What this task involves: Copy each line of the listing below exactly.

Entries taken from a collection:
++++++++++
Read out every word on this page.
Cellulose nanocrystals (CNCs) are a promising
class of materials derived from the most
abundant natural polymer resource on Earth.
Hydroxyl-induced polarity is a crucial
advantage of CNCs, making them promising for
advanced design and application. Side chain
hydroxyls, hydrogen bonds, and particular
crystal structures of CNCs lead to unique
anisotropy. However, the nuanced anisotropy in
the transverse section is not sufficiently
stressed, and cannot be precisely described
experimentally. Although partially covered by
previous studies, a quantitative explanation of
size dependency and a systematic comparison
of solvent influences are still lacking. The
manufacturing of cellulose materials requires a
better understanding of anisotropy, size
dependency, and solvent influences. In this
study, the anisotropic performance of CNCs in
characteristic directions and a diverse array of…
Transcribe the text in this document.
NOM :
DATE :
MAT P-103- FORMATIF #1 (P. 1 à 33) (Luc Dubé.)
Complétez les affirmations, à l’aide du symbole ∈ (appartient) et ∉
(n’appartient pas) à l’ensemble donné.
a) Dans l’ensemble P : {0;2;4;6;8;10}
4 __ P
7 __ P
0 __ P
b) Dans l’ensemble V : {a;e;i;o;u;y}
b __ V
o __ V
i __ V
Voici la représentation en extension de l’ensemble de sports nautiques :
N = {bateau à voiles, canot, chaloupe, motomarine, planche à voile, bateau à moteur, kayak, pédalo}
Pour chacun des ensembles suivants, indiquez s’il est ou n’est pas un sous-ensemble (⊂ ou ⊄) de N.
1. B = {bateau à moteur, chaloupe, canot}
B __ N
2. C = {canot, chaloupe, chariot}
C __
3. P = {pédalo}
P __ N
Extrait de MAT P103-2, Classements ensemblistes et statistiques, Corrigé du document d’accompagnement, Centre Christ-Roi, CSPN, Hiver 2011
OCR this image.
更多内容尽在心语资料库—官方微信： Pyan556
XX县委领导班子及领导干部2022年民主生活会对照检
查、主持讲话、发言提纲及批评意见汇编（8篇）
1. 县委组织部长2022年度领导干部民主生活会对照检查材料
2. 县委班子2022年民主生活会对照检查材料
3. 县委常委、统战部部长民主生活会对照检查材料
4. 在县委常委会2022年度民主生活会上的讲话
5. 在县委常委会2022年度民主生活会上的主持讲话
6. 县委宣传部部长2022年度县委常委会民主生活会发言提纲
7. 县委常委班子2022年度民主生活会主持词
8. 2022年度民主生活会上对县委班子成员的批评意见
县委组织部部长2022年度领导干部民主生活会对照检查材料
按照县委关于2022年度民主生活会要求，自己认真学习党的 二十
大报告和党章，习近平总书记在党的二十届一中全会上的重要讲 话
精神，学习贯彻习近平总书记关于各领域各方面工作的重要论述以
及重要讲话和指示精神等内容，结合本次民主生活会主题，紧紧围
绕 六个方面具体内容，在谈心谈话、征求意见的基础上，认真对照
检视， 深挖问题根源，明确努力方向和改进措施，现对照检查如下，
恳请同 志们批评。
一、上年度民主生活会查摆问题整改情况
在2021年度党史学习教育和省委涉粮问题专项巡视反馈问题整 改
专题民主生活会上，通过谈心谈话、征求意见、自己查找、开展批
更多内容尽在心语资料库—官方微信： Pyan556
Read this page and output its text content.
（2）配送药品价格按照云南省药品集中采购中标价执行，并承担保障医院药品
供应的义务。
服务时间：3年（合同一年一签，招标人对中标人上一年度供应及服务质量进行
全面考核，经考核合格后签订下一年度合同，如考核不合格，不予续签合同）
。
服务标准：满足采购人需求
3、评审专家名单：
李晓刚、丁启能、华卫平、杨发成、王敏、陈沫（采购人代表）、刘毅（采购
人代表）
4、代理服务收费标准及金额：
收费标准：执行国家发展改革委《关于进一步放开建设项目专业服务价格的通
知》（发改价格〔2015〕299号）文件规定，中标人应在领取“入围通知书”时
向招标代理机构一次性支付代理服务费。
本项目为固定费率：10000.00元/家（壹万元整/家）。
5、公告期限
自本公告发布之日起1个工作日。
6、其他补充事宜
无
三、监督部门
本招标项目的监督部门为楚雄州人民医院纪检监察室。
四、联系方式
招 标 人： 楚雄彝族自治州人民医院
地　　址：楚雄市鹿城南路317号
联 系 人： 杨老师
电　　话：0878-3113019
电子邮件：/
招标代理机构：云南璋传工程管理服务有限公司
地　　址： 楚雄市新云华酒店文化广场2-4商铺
++++++++++
Answer to this problem:
Read out every word on this page.
Cellulose nanocrystals (CNCs) are a promising
class of materials derived from the most
abundant natural polymer resource on Earth.
Hydroxyl-induced polarity is a crucial
advantage of CNCs, making them promising for
advanced design and application. Side chain
hydroxyls, hydrogen bonds, and particular
crystal structures of CNCs lead to unique
anisotropy. However, the nuanced anisotropy in
the transverse section is not sufficiently
stressed, and cannot be precisely described
experimentally. Although partially covered by
previous studies, a quantitative explanation of
size dependency and a systematic comparison
of solvent influences are still lacking. The
manufacturing of cellulose materials requires a
better understanding of anisotropy, size
dependency, and solvent influences. In this
study, the anisotropic performance of CNCs in
characteristic directions and a diverse array of…
Transcribe the text in this document.
NOM :
DATE :
MAT P-103- FORMATIF #1 (P. 1 à 33) (Luc Dubé.)
Complétez les affirmations, à l’aide du symbole ∈ (appartient) et ∉
(n’appartient pas) à l’ensemble donné.
a) Dans l’ensemble P : {0;2;4;6;8;10}
4 __ P
7 __ P
0 __ P
b) Dans l’ensemble V : {a;e;i;o;u;y}
b __ V
o __ V
i __ V
Voici la représentation en extension de l’ensemble de sports nautiques :
N = {bateau à voiles, canot, chaloupe, motomarine, planche à voile, bateau à moteur, kayak, pédalo}
Pour chacun des ensembles suivants, indiquez s’il est ou n’est pas un sous-ensemble (⊂ ou ⊄) de N.
1. B = {bateau à moteur, chaloupe, canot}
B __ N
2. C = {canot, chaloupe, chariot}
C __
3. P = {pédalo}
P __ N
Extrait de MAT P103-2, Classements ensemblistes et statistiques, Corrigé du document d’accompagnement, Centre Christ-Roi, CSPN, Hiver 2011
OCR this image.
更多内容尽在心语资料库—官方微信： Pyan556
XX县委领导班子及领导干部2022年民主生活会对照检
查、主持讲话、发言提纲及批评意见汇编（8篇）
1. 县委组织部长2022年度领导干部民主生活会对照检查材料
2. 县委班子2022年民主生活会对照检查材料
3. 县委常委、统战部部长民主生活会对照检查材料
4. 在县委常委会2022年度民主生活会上的讲话
5. 在县委常委会2022年度民主生活会上的主持讲话
6. 县委宣传部部长2022年度县委常委会民主生活会发言提纲
7. 县委常委班子2022年度民主生活会主持词
8. 2022年度民主生活会上对县委班子成员的批评意见
县委组织部部长2022年度领导干部民主生活会对照检查材料
按照县委关于2022年度民主生活会要求，自己认真学习党的 二十
大报告和党章，习近平总书记在党的二十届一中全会上的重要讲 话
精神，学习贯彻习近平总书记关于各领域各方面工作的重要论述以
及重要讲话和指示精神等内容，结合本次民主生活会主题，紧紧围
绕 六个方面具体内容，在谈心谈话、征求意见的基础上，认真对照
检视， 深挖问题根源，明确努力方向和改进措施，现对照检查如下，
恳请同 志们批评。
一、上年度民主生活会查摆问题整改情况
在2021年度党史学习教育和省委涉粮问题专项巡视反馈问题整 改
专题民主生活会上，通过谈心谈话、征求意见、自己查找、开展批
更多内容尽在心语资料库—官方微信： Pyan556
Read this page and output its text content.
（2）配送药品价格按照云南省药品集中采购中标价执行，并承担保障医院药品
供应的义务。
服务时间：3年（合同一年一签，招标人对中标人上一年度供应及服务质量进行
全面考核，经考核合格后签订下一年度合同，如考核不合格，不予续签合同）
。
服务标准：满足采购人需求
3、评审专家名单：
李晓刚、丁启能、华卫平、杨发成、王敏、陈沫（采购人代表）、刘毅（采购
人代表）
4、代理服务收费标准及金额：
收费标准：执行国家发展改革委《关于进一步放开建设项目专业服务价格的通
知》（发改价格〔2015〕299号）文件规定，中标人应在领取“入围通知书”时
向招标代理机构一次性支付代理服务费。
本项目为固定费率：10000.00元/家（壹万元整/家）。
5、公告期限
自本公告发布之日起1个工作日。
6、其他补充事宜
无
三、监督部门
本招标项目的监督部门为楚雄州人民医院纪检监察室。
四、联系方式
招 标 人： 楚雄彝族自治州人民医院
地　　址：楚雄市鹿城南路317号
联 系 人： 杨老师
电　　话：0878-3113019
电子邮件：/
招标代理机构：云南璋传工程管理服务有限公司
地　　址： 楚雄市新云华酒店文化广场2-4商铺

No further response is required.